## Instructions for the task
Repeat all of the records verbatim.
+++ Provided data +++
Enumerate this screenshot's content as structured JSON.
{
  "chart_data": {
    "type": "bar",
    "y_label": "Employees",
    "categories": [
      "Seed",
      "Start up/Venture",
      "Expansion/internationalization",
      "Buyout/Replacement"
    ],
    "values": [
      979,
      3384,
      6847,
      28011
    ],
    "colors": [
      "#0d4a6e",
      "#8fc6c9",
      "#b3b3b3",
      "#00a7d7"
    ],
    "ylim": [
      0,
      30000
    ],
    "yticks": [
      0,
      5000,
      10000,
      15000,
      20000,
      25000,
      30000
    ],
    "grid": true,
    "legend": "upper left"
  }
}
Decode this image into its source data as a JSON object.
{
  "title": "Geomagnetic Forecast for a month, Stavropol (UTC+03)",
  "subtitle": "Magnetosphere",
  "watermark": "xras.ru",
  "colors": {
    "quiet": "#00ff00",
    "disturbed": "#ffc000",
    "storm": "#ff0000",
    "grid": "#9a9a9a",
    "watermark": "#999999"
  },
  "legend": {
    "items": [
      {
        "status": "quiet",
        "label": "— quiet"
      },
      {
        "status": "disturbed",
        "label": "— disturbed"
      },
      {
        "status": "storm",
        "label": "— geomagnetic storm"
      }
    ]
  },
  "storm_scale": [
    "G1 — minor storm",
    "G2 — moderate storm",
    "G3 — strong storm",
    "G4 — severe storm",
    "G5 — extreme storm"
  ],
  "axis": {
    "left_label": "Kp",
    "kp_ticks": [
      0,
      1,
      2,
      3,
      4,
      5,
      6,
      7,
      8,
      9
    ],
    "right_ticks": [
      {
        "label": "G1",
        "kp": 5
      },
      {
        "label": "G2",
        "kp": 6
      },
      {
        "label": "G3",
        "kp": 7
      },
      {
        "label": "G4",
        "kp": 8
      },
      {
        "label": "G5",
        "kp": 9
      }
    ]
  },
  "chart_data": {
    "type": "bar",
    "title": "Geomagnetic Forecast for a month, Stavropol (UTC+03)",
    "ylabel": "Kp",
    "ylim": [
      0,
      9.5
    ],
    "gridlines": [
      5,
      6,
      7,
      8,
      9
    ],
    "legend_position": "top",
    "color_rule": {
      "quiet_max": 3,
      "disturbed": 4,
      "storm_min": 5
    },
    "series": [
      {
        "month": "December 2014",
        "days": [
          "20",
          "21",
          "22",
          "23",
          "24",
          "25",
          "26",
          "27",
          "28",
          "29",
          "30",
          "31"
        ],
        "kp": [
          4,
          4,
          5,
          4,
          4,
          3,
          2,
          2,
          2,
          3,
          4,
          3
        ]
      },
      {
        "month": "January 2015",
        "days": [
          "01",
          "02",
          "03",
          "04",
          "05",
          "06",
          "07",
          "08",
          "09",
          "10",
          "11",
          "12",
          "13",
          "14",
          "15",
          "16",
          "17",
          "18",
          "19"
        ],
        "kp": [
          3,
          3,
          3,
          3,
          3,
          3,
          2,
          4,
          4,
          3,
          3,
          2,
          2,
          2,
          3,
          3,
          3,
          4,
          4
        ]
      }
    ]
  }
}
+++
## Exercise output
Enumerate this screenshot's content as structured JSON.
{
  "chart_data": {
    "type": "bar",
    "y_label": "Employees",
    "categories": [
      "Seed",
      "Start up/Venture",
      "Expansion/internationalization",
      "Buyout/Replacement"
    ],
    "values": [
      979,
      3384,
      6847,
      28011
    ],
    "colors": [
      "#0d4a6e",
      "#8fc6c9",
      "#b3b3b3",
      "#00a7d7"
    ],
    "ylim": [
      0,
      30000
    ],
    "yticks": [
      0,
      5000,
      10000,
      15000,
      20000,
      25000,
      30000
    ],
    "grid": true,
    "legend": "upper left"
  }
}
Decode this image into its source data as a JSON object.
{
  "title": "Geomagnetic Forecast for a month, Stavropol (UTC+03)",
  "subtitle": "Magnetosphere",
  "watermark": "xras.ru",
  "colors": {
    "quiet": "#00ff00",
    "disturbed": "#ffc000",
    "storm": "#ff0000",
    "grid": "#9a9a9a",
    "watermark": "#999999"
  },
  "legend": {
    "items": [
      {
        "status": "quiet",
        "label": "— quiet"
      },
      {
        "status": "disturbed",
        "label": "— disturbed"
      },
      {
        "status": "storm",
        "label": "— geomagnetic storm"
      }
    ]
  },
  "storm_scale": [
    "G1 — minor storm",
    "G2 — moderate storm",
    "G3 — strong storm",
    "G4 — severe storm",
    "G5 — extreme storm"
  ],
  "axis": {
    "left_label": "Kp",
    "kp_ticks": [
      0,
      1,
      2,
      3,
      4,
      5,
      6,
      7,
      8,
      9
    ],
    "right_ticks": [
      {
        "label": "G1",
        "kp": 5
      },
      {
        "label": "G2",
        "kp": 6
      },
      {
        "label": "G3",
        "kp": 7
      },
      {
        "label": "G4",
        "kp": 8
      },
      {
        "label": "G5",
        "kp": 9
      }
    ]
  },
  "chart_data": {
    "type": "bar",
    "title": "Geomagnetic Forecast for a month, Stavropol (UTC+03)",
    "ylabel": "Kp",
    "ylim": [
      0,
      9.5
    ],
    "gridlines": [
      5,
      6,
      7,
      8,
      9
    ],
    "legend_position": "top",
    "color_rule": {
      "quiet_max": 3,
      "disturbed": 4,
      "storm_min": 5
    },
    "series": [
      {
        "month": "December 2014",
        "days": [
          "20",
          "21",
          "22",
          "23",
          "24",
          "25",
          "26",
          "27",
          "28",
          "29",
          "30",
          "31"
        ],
        "kp": [
          4,
          4,
          5,
          4,
          4,
          3,
          2,
          2,
          2,
          3,
          4,
          3
        ]
      },
      {
        "month": "January 2015",
        "days": [
          "01",
          "02",
          "03",
          "04",
          "05",
          "06",
          "07",
          "08",
          "09",
          "10",
          "11",
          "12",
          "13",
          "14",
          "15",
          "16",
          "17",
          "18",
          "19"
        ],
        "kp": [
          3,
          3,
          3,
          3,
          3,
          3,
          2,
          4,
          4,
          3,
          3,
          2,
          2,
          2,
          3,
          3,
          3,
          4,
          4
        ]
      }
    ]
  }
}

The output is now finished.